* **BRIEF**
Copy all lines below exactly as written. Leave pictures out.

* **DATA EXCERPTS**
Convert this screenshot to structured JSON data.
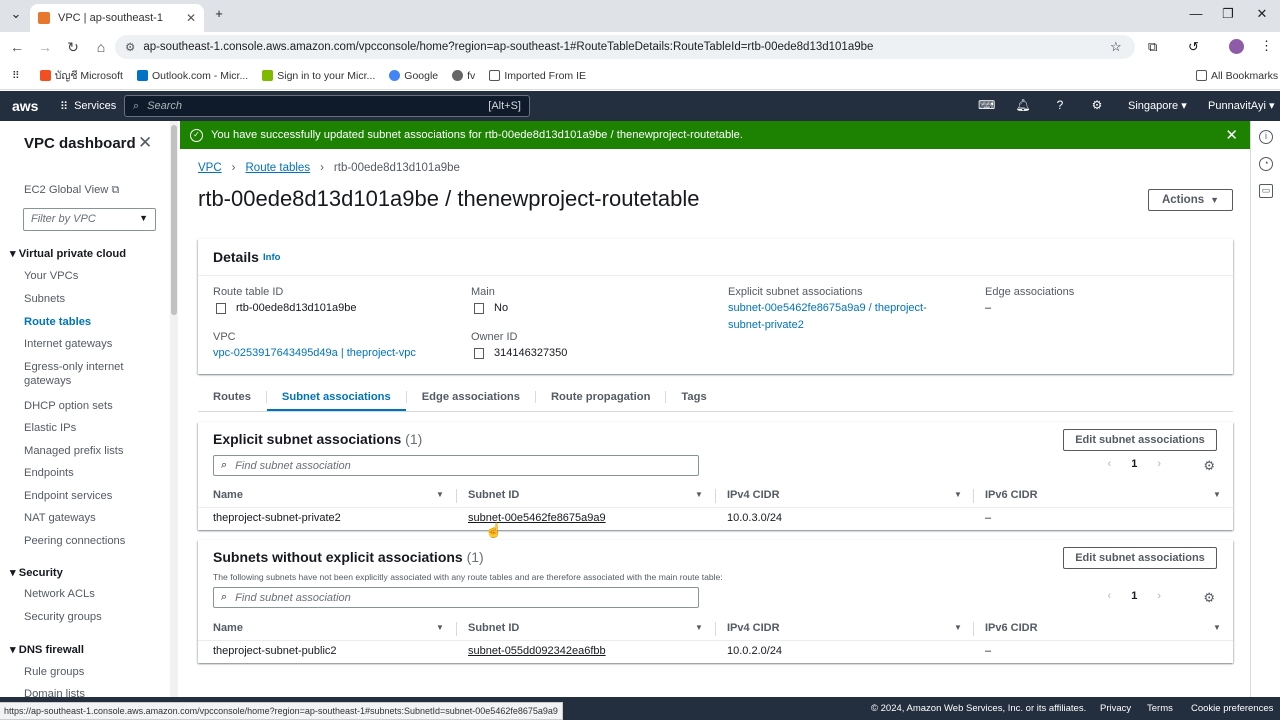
{
  "browser": {
    "tab_title": "VPC | ap-southeast-1",
    "url": "ap-southeast-1.console.aws.amazon.com/vpcconsole/home?region=ap-southeast-1#RouteTableDetails:RouteTableId=rtb-00ede8d13d101a9be",
    "bookmarks": [
      "บัญชี Microsoft",
      "Outlook.com - Micr...",
      "Sign in to your Micr...",
      "Google",
      "fv",
      "Imported From IE"
    ],
    "all_bookmarks": "All Bookmarks",
    "status_url": "https://ap-southeast-1.console.aws.amazon.com/vpcconsole/home?region=ap-southeast-1#subnets:SubnetId=subnet-00e5462fe8675a9a9"
  },
  "aws_header": {
    "logo": "aws",
    "services": "Services",
    "search_placeholder": "Search",
    "search_shortcut": "[Alt+S]",
    "region": "Singapore",
    "user": "PunnavitAyi"
  },
  "sidebar": {
    "title": "VPC dashboard",
    "ec2_global_view": "EC2 Global View",
    "filter_placeholder": "Filter by VPC",
    "sections": [
      {
        "title": "Virtual private cloud",
        "items": [
          "Your VPCs",
          "Subnets",
          "Route tables",
          "Internet gateways",
          "Egress-only internet gateways",
          "DHCP option sets",
          "Elastic IPs",
          "Managed prefix lists",
          "Endpoints",
          "Endpoint services",
          "NAT gateways",
          "Peering connections"
        ]
      },
      {
        "title": "Security",
        "items": [
          "Network ACLs",
          "Security groups"
        ]
      },
      {
        "title": "DNS firewall",
        "items": [
          "Rule groups",
          "Domain lists"
        ]
      }
    ],
    "egress_line1": "Egress-only internet",
    "egress_line2": "gateways"
  },
  "flash": {
    "message": "You have successfully updated subnet associations for rtb-00ede8d13d101a9be / thenewproject-routetable."
  },
  "breadcrumb": [
    "VPC",
    "Route tables",
    "rtb-00ede8d13d101a9be"
  ],
  "page": {
    "title": "rtb-00ede8d13d101a9be / thenewproject-routetable",
    "actions": "Actions"
  },
  "details": {
    "heading": "Details",
    "info": "Info",
    "route_table_id_label": "Route table ID",
    "route_table_id": "rtb-00ede8d13d101a9be",
    "main_label": "Main",
    "main": "No",
    "explicit_label": "Explicit subnet associations",
    "explicit_line1": "subnet-00e5462fe8675a9a9 / theproject-",
    "explicit_line2": "subnet-private2",
    "edge_label": "Edge associations",
    "edge": "–",
    "vpc_label": "VPC",
    "vpc": "vpc-0253917643495d49a | theproject-vpc",
    "owner_label": "Owner ID",
    "owner": "314146327350"
  },
  "tabs": [
    "Routes",
    "Subnet associations",
    "Edge associations",
    "Route propagation",
    "Tags"
  ],
  "explicit": {
    "heading": "Explicit subnet associations",
    "count": "(1)",
    "edit": "Edit subnet associations",
    "filter_placeholder": "Find subnet association",
    "page": "1",
    "columns": [
      "Name",
      "Subnet ID",
      "IPv4 CIDR",
      "IPv6 CIDR"
    ],
    "rows": [
      {
        "name": "theproject-subnet-private2",
        "subnet_id": "subnet-00e5462fe8675a9a9",
        "ipv4": "10.0.3.0/24",
        "ipv6": "–"
      }
    ]
  },
  "without": {
    "heading": "Subnets without explicit associations",
    "count": "(1)",
    "description": "The following subnets have not been explicitly associated with any route tables and are therefore associated with the main route table:",
    "edit": "Edit subnet associations",
    "filter_placeholder": "Find subnet association",
    "page": "1",
    "columns": [
      "Name",
      "Subnet ID",
      "IPv4 CIDR",
      "IPv6 CIDR"
    ],
    "rows": [
      {
        "name": "theproject-subnet-public2",
        "subnet_id": "subnet-055dd092342ea6fbb",
        "ipv4": "10.0.2.0/24",
        "ipv6": "–"
      }
    ]
  },
  "footer": {
    "copyright": "© 2024, Amazon Web Services, Inc. or its affiliates.",
    "privacy": "Privacy",
    "terms": "Terms",
    "cookies": "Cookie preferences"
  },
  "colors": {
    "aws_nav": "#232f3e",
    "success": "#1d8102",
    "link": "#0073bb"
  }
}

* **TASK SOLUTION**
Convert this screenshot to structured JSON data.
{
  "browser": {
    "tab_title": "VPC | ap-southeast-1",
    "url": "ap-southeast-1.console.aws.amazon.com/vpcconsole/home?region=ap-southeast-1#RouteTableDetails:RouteTableId=rtb-00ede8d13d101a9be",
    "bookmarks": [
      "บัญชี Microsoft",
      "Outlook.com - Micr...",
      "Sign in to your Micr...",
      "Google",
      "fv",
      "Imported From IE"
    ],
    "all_bookmarks": "All Bookmarks",
    "status_url": "https://ap-southeast-1.console.aws.amazon.com/vpcconsole/home?region=ap-southeast-1#subnets:SubnetId=subnet-00e5462fe8675a9a9"
  },
  "aws_header": {
    "logo": "aws",
    "services": "Services",
    "search_placeholder": "Search",
    "search_shortcut": "[Alt+S]",
    "region": "Singapore",
    "user": "PunnavitAyi"
  },
  "sidebar": {
    "title": "VPC dashboard",
    "ec2_global_view": "EC2 Global View",
    "filter_placeholder": "Filter by VPC",
    "sections": [
      {
        "title": "Virtual private cloud",
        "items": [
          "Your VPCs",
          "Subnets",
          "Route tables",
          "Internet gateways",
          "Egress-only internet gateways",
          "DHCP option sets",
          "Elastic IPs",
          "Managed prefix lists",
          "Endpoints",
          "Endpoint services",
          "NAT gateways",
          "Peering connections"
        ]
      },
      {
        "title": "Security",
        "items": [
          "Network ACLs",
          "Security groups"
        ]
      },
      {
        "title": "DNS firewall",
        "items": [
          "Rule groups",
          "Domain lists"
        ]
      }
    ],
    "egress_line1": "Egress-only internet",
    "egress_line2": "gateways"
  },
  "flash": {
    "message": "You have successfully updated subnet associations for rtb-00ede8d13d101a9be / thenewproject-routetable."
  },
  "breadcrumb": [
    "VPC",
    "Route tables",
    "rtb-00ede8d13d101a9be"
  ],
  "page": {
    "title": "rtb-00ede8d13d101a9be / thenewproject-routetable",
    "actions": "Actions"
  },
  "details": {
    "heading": "Details",
    "info": "Info",
    "route_table_id_label": "Route table ID",
    "route_table_id": "rtb-00ede8d13d101a9be",
    "main_label": "Main",
    "main": "No",
    "explicit_label": "Explicit subnet associations",
    "explicit_line1": "subnet-00e5462fe8675a9a9 / theproject-",
    "explicit_line2": "subnet-private2",
    "edge_label": "Edge associations",
    "edge": "–",
    "vpc_label": "VPC",
    "vpc": "vpc-0253917643495d49a | theproject-vpc",
    "owner_label": "Owner ID",
    "owner": "314146327350"
  },
  "tabs": [
    "Routes",
    "Subnet associations",
    "Edge associations",
    "Route propagation",
    "Tags"
  ],
  "explicit": {
    "heading": "Explicit subnet associations",
    "count": "(1)",
    "edit": "Edit subnet associations",
    "filter_placeholder": "Find subnet association",
    "page": "1",
    "columns": [
      "Name",
      "Subnet ID",
      "IPv4 CIDR",
      "IPv6 CIDR"
    ],
    "rows": [
      {
        "name": "theproject-subnet-private2",
        "subnet_id": "subnet-00e5462fe8675a9a9",
        "ipv4": "10.0.3.0/24",
        "ipv6": "–"
      }
    ]
  },
  "without": {
    "heading": "Subnets without explicit associations",
    "count": "(1)",
    "description": "The following subnets have not been explicitly associated with any route tables and are therefore associated with the main route table:",
    "edit": "Edit subnet associations",
    "filter_placeholder": "Find subnet association",
    "page": "1",
    "columns": [
      "Name",
      "Subnet ID",
      "IPv4 CIDR",
      "IPv6 CIDR"
    ],
    "rows": [
      {
        "name": "theproject-subnet-public2",
        "subnet_id": "subnet-055dd092342ea6fbb",
        "ipv4": "10.0.2.0/24",
        "ipv6": "–"
      }
    ]
  },
  "footer": {
    "copyright": "© 2024, Amazon Web Services, Inc. or its affiliates.",
    "privacy": "Privacy",
    "terms": "Terms",
    "cookies": "Cookie preferences"
  },
  "colors": {
    "aws_nav": "#232f3e",
    "success": "#1d8102",
    "link": "#0073bb"
  }
}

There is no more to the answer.